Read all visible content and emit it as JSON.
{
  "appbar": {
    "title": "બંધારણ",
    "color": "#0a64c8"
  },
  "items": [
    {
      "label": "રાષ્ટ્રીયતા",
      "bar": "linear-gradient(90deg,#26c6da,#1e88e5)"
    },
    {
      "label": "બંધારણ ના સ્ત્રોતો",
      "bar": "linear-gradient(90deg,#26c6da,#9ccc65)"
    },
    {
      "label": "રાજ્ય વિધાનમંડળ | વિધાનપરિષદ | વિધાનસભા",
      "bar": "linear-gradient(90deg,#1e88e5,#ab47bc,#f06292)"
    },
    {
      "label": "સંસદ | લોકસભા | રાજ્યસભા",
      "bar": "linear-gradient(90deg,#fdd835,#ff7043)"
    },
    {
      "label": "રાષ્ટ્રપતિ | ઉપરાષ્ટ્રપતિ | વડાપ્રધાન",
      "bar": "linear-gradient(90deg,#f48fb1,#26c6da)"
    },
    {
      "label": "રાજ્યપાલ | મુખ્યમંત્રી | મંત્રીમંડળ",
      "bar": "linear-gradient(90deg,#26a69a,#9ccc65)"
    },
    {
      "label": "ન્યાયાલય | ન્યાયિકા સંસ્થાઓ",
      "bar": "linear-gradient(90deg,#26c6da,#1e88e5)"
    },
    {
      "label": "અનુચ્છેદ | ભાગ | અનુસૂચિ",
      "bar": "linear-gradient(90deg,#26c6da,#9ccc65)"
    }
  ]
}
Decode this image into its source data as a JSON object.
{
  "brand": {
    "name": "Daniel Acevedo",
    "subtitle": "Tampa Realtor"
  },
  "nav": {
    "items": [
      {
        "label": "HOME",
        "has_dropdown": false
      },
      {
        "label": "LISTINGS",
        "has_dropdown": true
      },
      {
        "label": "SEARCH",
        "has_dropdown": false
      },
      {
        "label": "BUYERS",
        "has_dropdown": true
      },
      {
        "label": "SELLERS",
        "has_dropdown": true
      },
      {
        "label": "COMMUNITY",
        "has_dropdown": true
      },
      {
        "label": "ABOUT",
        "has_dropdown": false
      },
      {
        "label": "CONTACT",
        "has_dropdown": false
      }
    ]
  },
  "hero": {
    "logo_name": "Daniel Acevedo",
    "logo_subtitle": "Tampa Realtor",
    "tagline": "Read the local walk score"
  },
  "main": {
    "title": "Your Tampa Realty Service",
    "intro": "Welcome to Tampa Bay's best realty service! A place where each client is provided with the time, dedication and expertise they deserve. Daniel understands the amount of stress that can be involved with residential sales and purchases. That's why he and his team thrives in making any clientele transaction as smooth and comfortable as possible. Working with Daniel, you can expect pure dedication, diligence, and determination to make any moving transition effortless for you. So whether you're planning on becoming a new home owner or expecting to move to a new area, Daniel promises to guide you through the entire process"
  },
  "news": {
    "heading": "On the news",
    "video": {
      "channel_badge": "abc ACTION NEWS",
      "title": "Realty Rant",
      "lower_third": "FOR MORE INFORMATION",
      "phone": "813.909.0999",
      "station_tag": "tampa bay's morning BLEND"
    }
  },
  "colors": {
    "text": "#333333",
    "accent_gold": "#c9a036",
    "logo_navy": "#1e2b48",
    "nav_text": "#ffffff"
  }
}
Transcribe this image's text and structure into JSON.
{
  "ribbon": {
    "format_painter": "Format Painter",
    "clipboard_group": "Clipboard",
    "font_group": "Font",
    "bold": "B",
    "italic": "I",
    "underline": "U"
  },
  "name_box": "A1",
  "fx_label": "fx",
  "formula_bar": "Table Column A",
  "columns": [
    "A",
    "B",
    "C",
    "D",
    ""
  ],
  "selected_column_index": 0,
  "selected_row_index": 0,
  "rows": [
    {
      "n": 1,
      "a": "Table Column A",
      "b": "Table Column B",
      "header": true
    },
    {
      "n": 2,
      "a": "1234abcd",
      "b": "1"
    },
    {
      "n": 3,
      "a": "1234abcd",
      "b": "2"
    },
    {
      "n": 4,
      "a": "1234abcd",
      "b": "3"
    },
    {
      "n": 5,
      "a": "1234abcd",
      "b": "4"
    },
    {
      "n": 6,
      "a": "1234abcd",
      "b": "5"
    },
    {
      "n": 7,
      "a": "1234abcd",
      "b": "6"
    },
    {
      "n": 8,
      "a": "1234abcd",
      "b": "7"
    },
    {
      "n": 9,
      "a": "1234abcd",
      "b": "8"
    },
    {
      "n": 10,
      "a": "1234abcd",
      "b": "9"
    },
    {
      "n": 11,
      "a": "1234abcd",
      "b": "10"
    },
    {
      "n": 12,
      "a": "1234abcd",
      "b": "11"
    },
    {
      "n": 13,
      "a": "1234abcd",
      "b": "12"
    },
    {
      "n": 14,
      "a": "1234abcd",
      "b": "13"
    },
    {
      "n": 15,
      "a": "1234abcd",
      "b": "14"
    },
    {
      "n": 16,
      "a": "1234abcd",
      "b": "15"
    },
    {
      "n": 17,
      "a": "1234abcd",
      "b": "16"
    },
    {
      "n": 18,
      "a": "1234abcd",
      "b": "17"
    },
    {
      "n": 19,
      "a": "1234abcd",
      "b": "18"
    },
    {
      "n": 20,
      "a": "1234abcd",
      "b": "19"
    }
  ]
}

+++

### Stated goal:
Go through the records. Copy each line where "JSON" appears.

### Written response:
Read all visible content and emit it as JSON.
Decode this image into its source data as a JSON object.
Transcribe this image's text and structure into JSON.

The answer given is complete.